* _What to produce_:
Exactly as they stand, set down the following records once more.

* _Data to examine_:

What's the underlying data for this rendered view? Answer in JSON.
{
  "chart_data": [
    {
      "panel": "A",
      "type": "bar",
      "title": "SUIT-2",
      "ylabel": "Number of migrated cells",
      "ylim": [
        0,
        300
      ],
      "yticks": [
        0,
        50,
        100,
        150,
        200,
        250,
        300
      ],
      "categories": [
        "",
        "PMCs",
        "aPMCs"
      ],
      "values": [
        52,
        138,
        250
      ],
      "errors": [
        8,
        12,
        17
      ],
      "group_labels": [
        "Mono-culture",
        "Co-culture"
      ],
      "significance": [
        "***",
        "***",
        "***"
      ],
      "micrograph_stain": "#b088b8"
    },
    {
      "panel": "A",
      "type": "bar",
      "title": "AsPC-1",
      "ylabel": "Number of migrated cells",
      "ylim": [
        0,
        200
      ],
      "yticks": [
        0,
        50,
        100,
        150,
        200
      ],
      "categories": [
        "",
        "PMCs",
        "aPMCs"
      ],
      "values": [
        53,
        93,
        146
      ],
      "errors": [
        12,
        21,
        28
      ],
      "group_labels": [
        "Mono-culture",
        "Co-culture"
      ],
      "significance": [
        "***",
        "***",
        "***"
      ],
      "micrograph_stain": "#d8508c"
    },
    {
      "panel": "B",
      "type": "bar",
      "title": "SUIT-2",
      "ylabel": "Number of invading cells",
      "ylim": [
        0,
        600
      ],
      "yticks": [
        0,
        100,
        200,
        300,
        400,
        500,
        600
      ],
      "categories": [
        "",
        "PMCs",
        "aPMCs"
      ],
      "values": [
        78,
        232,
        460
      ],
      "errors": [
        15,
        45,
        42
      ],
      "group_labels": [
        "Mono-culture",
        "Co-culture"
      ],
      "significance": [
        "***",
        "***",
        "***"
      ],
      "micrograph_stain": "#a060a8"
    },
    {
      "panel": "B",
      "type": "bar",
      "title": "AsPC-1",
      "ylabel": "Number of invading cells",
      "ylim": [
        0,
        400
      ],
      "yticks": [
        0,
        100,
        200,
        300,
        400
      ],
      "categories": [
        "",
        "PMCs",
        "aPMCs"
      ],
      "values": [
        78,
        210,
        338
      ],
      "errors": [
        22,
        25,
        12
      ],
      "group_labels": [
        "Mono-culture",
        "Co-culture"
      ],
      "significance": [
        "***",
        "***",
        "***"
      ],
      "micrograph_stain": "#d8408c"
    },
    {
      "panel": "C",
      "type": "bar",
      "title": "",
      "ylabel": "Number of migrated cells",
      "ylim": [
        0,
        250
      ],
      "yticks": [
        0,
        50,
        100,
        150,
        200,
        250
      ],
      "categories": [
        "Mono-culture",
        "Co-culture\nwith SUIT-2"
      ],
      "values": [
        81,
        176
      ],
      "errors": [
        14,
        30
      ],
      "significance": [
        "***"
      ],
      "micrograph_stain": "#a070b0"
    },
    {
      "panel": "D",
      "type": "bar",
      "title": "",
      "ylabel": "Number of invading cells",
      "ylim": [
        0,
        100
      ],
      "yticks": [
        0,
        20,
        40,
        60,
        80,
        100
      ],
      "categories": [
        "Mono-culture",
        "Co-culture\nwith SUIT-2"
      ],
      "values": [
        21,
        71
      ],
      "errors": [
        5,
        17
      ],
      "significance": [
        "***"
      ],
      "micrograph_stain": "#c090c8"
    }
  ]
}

* _Task output_:
What's the underlying data for this rendered view? Answer in JSON.
{
  "chart_data": [
    {
      "panel": "A",
      "type": "bar",
      "title": "SUIT-2",
      "ylabel": "Number of migrated cells",
      "ylim": [
        0,
        300
      ],
      "yticks": [
        0,
        50,
        100,
        150,
        200,
        250,
        300
      ],
      "categories": [
        "",
        "PMCs",
        "aPMCs"
      ],
      "values": [
        52,
        138,
        250
      ],
      "errors": [
        8,
        12,
        17
      ],
      "group_labels": [
        "Mono-culture",
        "Co-culture"
      ],
      "significance": [
        "***",
        "***",
        "***"
      ],
      "micrograph_stain": "#b088b8"
    },
    {
      "panel": "A",
      "type": "bar",
      "title": "AsPC-1",
      "ylabel": "Number of migrated cells",
      "ylim": [
        0,
        200
      ],
      "yticks": [
        0,
        50,
        100,
        150,
        200
      ],
      "categories": [
        "",
        "PMCs",
        "aPMCs"
      ],
      "values": [
        53,
        93,
        146
      ],
      "errors": [
        12,
        21,
        28
      ],
      "group_labels": [
        "Mono-culture",
        "Co-culture"
      ],
      "significance": [
        "***",
        "***",
        "***"
      ],
      "micrograph_stain": "#d8508c"
    },
    {
      "panel": "B",
      "type": "bar",
      "title": "SUIT-2",
      "ylabel": "Number of invading cells",
      "ylim": [
        0,
        600
      ],
      "yticks": [
        0,
        100,
        200,
        300,
        400,
        500,
        600
      ],
      "categories": [
        "",
        "PMCs",
        "aPMCs"
      ],
      "values": [
        78,
        232,
        460
      ],
      "errors": [
        15,
        45,
        42
      ],
      "group_labels": [
        "Mono-culture",
        "Co-culture"
      ],
      "significance": [
        "***",
        "***",
        "***"
      ],
      "micrograph_stain": "#a060a8"
    },
    {
      "panel": "B",
      "type": "bar",
      "title": "AsPC-1",
      "ylabel": "Number of invading cells",
      "ylim": [
        0,
        400
      ],
      "yticks": [
        0,
        100,
        200,
        300,
        400
      ],
      "categories": [
        "",
        "PMCs",
        "aPMCs"
      ],
      "values": [
        78,
        210,
        338
      ],
      "errors": [
        22,
        25,
        12
      ],
      "group_labels": [
        "Mono-culture",
        "Co-culture"
      ],
      "significance": [
        "***",
        "***",
        "***"
      ],
      "micrograph_stain": "#d8408c"
    },
    {
      "panel": "C",
      "type": "bar",
      "title": "",
      "ylabel": "Number of migrated cells",
      "ylim": [
        0,
        250
      ],
      "yticks": [
        0,
        50,
        100,
        150,
        200,
        250
      ],
      "categories": [
        "Mono-culture",
        "Co-culture\nwith SUIT-2"
      ],
      "values": [
        81,
        176
      ],
      "errors": [
        14,
        30
      ],
      "significance": [
        "***"
      ],
      "micrograph_stain": "#a070b0"
    },
    {
      "panel": "D",
      "type": "bar",
      "title": "",
      "ylabel": "Number of invading cells",
      "ylim": [
        0,
        100
      ],
      "yticks": [
        0,
        20,
        40,
        60,
        80,
        100
      ],
      "categories": [
        "Mono-culture",
        "Co-culture\nwith SUIT-2"
      ],
      "values": [
        21,
        71
      ],
      "errors": [
        5,
        17
      ],
      "significance": [
        "***"
      ],
      "micrograph_stain": "#c090c8"
    }
  ]
}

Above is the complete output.